## Short problem:
Search the records for the line with "Convert this screenshot". Output that line and each line after it, exactly, and stop at the end; omit pictures.

(Collected data entries)
========================================================================

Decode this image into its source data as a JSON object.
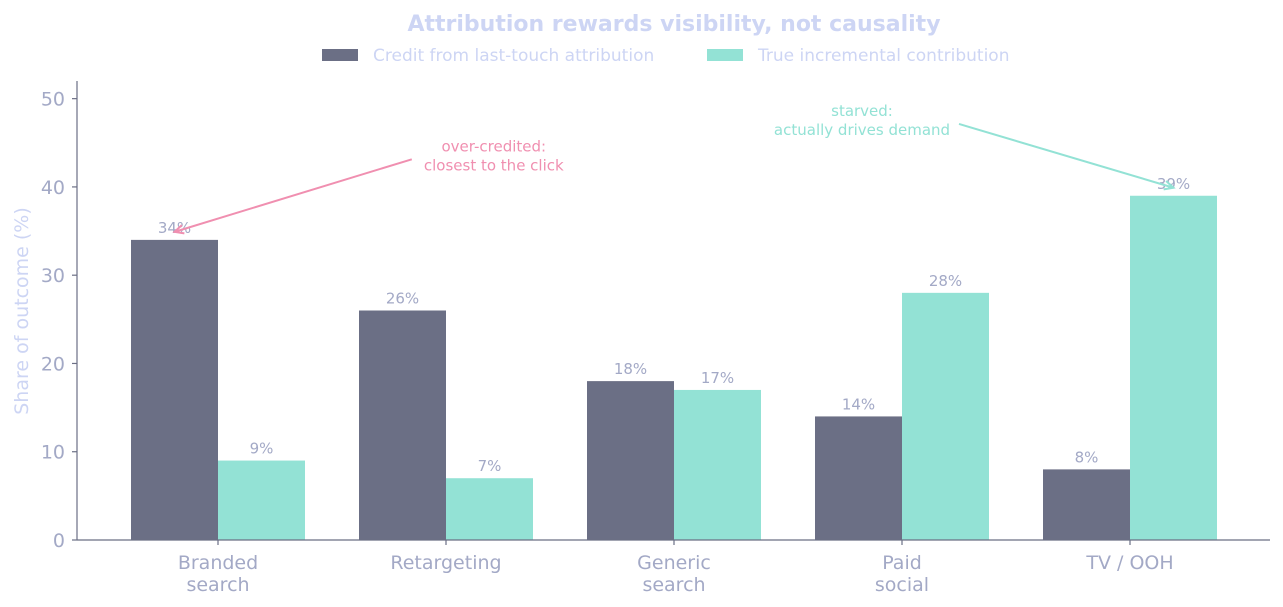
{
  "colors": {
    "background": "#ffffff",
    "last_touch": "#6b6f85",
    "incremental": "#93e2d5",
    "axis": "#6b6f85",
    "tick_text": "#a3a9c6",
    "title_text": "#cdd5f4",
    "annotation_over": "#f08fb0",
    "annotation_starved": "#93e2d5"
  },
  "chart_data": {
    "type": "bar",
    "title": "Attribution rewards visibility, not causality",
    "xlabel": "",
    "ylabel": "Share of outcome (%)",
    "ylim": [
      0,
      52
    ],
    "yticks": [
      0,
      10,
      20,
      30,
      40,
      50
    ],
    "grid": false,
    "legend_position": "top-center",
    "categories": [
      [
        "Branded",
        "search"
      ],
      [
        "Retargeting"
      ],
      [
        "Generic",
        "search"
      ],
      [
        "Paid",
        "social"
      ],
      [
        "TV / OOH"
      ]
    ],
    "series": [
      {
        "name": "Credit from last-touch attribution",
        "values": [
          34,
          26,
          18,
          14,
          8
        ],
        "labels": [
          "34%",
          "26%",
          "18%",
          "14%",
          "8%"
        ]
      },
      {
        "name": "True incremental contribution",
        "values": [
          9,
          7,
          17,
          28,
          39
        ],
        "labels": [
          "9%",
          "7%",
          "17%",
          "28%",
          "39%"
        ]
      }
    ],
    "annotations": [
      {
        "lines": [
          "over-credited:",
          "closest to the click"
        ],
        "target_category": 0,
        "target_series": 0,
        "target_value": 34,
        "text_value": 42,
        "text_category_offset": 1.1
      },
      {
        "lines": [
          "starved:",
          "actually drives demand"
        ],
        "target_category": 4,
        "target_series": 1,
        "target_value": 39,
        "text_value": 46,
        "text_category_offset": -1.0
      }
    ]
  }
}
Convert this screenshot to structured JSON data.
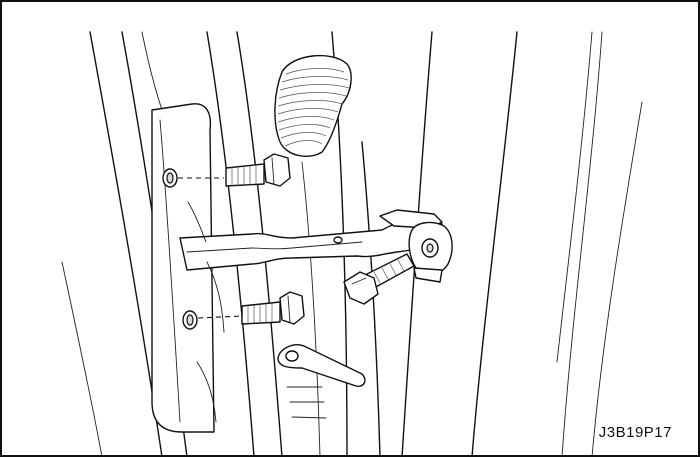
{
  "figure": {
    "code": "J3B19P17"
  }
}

========================================================================

## Exercise result:
Convert this screenshot to structured JSON data.
{
  "figure": {
    "code": "J3B19P17"
  }
}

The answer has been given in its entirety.